Short problem: Copy out each line that has "mamas" in it.

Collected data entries
▬▬▬

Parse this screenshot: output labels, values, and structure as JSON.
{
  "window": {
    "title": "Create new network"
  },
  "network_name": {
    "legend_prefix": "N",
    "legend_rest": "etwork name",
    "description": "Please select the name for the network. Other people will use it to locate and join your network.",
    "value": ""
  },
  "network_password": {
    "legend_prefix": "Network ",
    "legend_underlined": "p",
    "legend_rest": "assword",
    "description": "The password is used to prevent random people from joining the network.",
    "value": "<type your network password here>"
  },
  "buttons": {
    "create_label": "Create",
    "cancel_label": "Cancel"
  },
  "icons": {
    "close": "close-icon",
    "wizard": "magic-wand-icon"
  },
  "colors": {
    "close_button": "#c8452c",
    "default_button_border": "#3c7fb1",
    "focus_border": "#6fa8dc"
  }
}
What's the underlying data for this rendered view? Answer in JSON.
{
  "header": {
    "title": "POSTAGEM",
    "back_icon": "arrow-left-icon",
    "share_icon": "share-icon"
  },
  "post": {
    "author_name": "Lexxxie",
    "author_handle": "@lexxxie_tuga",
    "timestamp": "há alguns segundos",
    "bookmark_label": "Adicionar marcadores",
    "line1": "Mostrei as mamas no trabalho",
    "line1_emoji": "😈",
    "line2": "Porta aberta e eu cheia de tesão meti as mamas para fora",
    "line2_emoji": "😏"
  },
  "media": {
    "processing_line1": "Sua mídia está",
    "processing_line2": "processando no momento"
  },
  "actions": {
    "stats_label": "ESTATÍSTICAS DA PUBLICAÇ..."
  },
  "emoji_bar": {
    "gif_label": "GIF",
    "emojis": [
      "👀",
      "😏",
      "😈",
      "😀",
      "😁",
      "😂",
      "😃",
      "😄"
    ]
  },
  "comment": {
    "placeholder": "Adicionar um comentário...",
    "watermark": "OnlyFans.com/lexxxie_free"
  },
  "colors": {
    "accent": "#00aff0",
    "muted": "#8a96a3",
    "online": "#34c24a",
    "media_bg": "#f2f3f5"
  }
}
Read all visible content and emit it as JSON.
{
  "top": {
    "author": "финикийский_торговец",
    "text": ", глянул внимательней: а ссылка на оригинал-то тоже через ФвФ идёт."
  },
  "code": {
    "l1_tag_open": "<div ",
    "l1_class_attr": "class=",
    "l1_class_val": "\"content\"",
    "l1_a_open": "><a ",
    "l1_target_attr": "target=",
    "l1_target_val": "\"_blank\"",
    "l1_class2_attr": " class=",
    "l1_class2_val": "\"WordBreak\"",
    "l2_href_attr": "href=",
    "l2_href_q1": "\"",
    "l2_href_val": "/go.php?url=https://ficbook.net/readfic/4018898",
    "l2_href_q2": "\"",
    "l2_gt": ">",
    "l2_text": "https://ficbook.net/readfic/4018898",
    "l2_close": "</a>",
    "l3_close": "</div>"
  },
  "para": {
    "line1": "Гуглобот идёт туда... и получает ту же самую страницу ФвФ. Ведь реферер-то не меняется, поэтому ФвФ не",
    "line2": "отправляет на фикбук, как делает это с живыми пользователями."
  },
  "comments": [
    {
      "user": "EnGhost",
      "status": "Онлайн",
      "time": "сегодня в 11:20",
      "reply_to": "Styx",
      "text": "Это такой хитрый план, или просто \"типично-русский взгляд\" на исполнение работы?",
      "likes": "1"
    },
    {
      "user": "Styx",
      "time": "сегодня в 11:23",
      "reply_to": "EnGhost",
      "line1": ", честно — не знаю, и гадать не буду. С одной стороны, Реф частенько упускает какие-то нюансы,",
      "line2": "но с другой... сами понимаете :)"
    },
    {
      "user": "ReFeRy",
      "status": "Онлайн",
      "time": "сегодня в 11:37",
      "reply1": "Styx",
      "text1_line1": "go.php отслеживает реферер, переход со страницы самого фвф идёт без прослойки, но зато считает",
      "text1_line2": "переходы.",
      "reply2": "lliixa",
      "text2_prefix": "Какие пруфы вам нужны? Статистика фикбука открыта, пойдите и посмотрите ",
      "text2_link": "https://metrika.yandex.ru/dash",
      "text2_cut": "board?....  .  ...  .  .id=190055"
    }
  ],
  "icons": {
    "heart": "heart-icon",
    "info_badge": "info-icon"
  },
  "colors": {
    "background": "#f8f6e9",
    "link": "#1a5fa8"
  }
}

▬▬▬

Task response:
    "line1": "Mostrei as mamas no trabalho",
    "line2": "Porta aberta e eu cheia de tesão meti as mamas para fora",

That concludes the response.